What needs to be done: Return the listing below in full, with every line exactly as it is.

----

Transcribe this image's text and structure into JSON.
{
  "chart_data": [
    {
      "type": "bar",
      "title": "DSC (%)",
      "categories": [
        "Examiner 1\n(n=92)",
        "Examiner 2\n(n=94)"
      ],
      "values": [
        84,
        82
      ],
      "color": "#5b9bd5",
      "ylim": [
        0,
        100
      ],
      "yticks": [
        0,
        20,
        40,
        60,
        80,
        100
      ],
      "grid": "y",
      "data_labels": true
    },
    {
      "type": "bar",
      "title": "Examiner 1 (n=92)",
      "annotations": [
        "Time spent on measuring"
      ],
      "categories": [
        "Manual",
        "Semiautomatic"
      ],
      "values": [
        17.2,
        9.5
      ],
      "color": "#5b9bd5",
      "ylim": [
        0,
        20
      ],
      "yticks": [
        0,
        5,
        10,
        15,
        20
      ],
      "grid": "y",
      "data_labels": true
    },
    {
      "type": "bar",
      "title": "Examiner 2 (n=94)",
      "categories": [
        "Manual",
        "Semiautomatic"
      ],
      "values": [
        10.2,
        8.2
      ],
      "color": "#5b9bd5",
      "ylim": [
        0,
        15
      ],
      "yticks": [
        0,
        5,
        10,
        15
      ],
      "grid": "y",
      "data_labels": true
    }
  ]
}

----

Answer to this task:
Transcribe this image's text and structure into JSON.
{
  "chart_data": [
    {
      "type": "bar",
      "title": "DSC (%)",
      "categories": [
        "Examiner 1\n(n=92)",
        "Examiner 2\n(n=94)"
      ],
      "values": [
        84,
        82
      ],
      "color": "#5b9bd5",
      "ylim": [
        0,
        100
      ],
      "yticks": [
        0,
        20,
        40,
        60,
        80,
        100
      ],
      "grid": "y",
      "data_labels": true
    },
    {
      "type": "bar",
      "title": "Examiner 1 (n=92)",
      "annotations": [
        "Time spent on measuring"
      ],
      "categories": [
        "Manual",
        "Semiautomatic"
      ],
      "values": [
        17.2,
        9.5
      ],
      "color": "#5b9bd5",
      "ylim": [
        0,
        20
      ],
      "yticks": [
        0,
        5,
        10,
        15,
        20
      ],
      "grid": "y",
      "data_labels": true
    },
    {
      "type": "bar",
      "title": "Examiner 2 (n=94)",
      "categories": [
        "Manual",
        "Semiautomatic"
      ],
      "values": [
        10.2,
        8.2
      ],
      "color": "#5b9bd5",
      "ylim": [
        0,
        15
      ],
      "yticks": [
        0,
        5,
        10,
        15
      ],
      "grid": "y",
      "data_labels": true
    }
  ]
}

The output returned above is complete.